Deine Aufgaben
1. Für wen ist die Garderobe namens „die Komfortable“ laut dem Auszug über Garderoben gedacht?
2. Schreib aus dem Auszug über Garderoben den Abschnitt von „Die Repräsentative besticht“ bis „übersichtliche Schubladensysteme an.“ Wort für Wort heraus.

Zu lesender Auszug
+ + + +
Mit der Modularität spricht er ein wichtiges Thema an: Mit der Entwicklung von der Partnerschaft zur Familie mit Kindern unterschiedlichen Alters und unterschiedlicher Grösse bis hin zum Rentnerdasein verwandeln sich die Ansprüche an eine Garderobe im Laufe der Zeit beträchtlich.

Nutzerspezifische Gestaltung

Die Häfele Schweiz AG in Kreuzlingen TG hat einen Faltprospekt ausgearbeitet, worin die Garderoben in vier auf die Nutzer abgestimmte Kategorien eingeteilt sind:

Die Praktische ist auf engem Raum realisierbar und passt damit perfekt in den Single-Haushalt. Sie zeichnet sich durch ihre Wandelbarkeit aus und lässt sich etwa durch Klapphaken mühelos an veränderte Bedingungen anpassen.

Die Repräsentative besticht durch einen edlen Stil. Sie kann durch ein gezieltes Beleuchtungskonzept ins rechte Licht gerückt werden und eignet sich insbesondere für den gehobeneren Wohnstandard. Passend dazu bieten sich auch in ihrem Innenleben ausfahrbare Tablar- sowie übersichtliche Schubladensysteme an.

Die Geräumige ist ganz auf die Familie ausgerichtet und bietet vor allem eines: genügend Stauraum. Ideal sind in diesem Zusammenhang flexibel unterteilbare Schubladen, in welchen vom Sonnenhut bis zum Springseil und den Knieschonern alles seinen Platz hat. Aufgrund der unterschiedlichen Grössenverhältnisse kann hier auch ein Garderobenlift sinnvoll sein.

Die Komfortable ist für ältere Menschen gedacht, die alles etwas ruhiger angehen lassen. Hier bietet es sich an, eine Sitzgelegenheit einzuplanen, um das An- und Ausziehen der Schuhe zu erleichtern. Daneben sollte darauf geachtet werden, dass die Kleidungsstücke problemlos zu ergreifen sind und die Garderobe zur leichteren Orientierung gut ausgeleuchtet ist.
+ + + +
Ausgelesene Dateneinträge
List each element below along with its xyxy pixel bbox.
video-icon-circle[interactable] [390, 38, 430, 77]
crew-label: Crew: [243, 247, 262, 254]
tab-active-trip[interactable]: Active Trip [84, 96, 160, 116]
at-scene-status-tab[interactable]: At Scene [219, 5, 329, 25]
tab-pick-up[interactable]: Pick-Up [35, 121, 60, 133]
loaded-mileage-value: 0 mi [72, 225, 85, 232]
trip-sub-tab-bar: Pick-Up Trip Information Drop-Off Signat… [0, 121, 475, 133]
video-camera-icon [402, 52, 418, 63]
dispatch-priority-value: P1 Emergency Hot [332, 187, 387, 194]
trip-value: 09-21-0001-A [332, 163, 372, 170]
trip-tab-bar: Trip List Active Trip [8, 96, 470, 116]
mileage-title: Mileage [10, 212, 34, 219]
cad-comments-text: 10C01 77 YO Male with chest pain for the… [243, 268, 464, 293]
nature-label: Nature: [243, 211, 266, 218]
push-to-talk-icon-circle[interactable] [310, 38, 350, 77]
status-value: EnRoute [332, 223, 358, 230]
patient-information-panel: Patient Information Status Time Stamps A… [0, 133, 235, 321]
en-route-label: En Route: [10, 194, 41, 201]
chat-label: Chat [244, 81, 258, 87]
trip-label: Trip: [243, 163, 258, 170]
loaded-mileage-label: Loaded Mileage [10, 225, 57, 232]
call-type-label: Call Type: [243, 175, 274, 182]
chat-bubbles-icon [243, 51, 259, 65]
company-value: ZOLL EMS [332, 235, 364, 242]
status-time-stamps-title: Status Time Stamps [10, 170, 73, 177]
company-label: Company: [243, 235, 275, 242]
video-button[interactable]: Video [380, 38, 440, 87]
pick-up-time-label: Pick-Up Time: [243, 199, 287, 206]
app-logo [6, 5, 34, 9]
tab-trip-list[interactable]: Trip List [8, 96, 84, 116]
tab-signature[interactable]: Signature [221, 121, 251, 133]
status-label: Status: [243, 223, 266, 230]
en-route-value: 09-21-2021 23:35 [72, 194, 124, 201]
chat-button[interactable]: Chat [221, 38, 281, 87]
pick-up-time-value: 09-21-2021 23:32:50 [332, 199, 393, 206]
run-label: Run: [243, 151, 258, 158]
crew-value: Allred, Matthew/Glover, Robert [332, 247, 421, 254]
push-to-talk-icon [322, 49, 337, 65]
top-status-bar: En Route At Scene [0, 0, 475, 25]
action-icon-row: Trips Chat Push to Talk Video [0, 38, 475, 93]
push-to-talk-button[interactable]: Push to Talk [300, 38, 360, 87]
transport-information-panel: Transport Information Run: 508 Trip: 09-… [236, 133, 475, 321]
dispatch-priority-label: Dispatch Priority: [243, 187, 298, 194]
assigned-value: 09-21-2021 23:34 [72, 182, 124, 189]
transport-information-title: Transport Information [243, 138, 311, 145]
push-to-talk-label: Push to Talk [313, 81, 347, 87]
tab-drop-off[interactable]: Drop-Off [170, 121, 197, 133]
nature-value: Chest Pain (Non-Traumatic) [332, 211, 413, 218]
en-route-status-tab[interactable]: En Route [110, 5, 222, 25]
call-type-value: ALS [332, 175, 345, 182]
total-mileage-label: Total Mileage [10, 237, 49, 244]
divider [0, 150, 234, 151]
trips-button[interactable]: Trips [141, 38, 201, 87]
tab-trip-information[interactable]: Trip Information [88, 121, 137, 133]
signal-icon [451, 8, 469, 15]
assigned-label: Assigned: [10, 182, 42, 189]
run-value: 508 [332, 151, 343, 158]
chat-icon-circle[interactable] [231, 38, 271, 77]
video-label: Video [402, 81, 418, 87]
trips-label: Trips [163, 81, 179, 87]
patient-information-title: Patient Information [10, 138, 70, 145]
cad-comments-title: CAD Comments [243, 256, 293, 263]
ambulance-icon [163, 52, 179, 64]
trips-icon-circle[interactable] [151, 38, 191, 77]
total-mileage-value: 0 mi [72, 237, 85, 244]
+ + + +
Endgültige Antworten
1. Für ältere Menschen, die alles etwas ruhiger angehen lassen.

2.
Die Repräsentative besticht durch einen edlen Stil. Sie kann durch ein gezieltes Beleuchtungskonzept ins rechte Licht gerückt werden und eignet sich insbesondere für den gehobeneren Wohnstandard. Passend dazu bieten sich auch in ihrem Innenleben ausfahrbare Tablar- sowie übersichtliche Schubladensysteme an.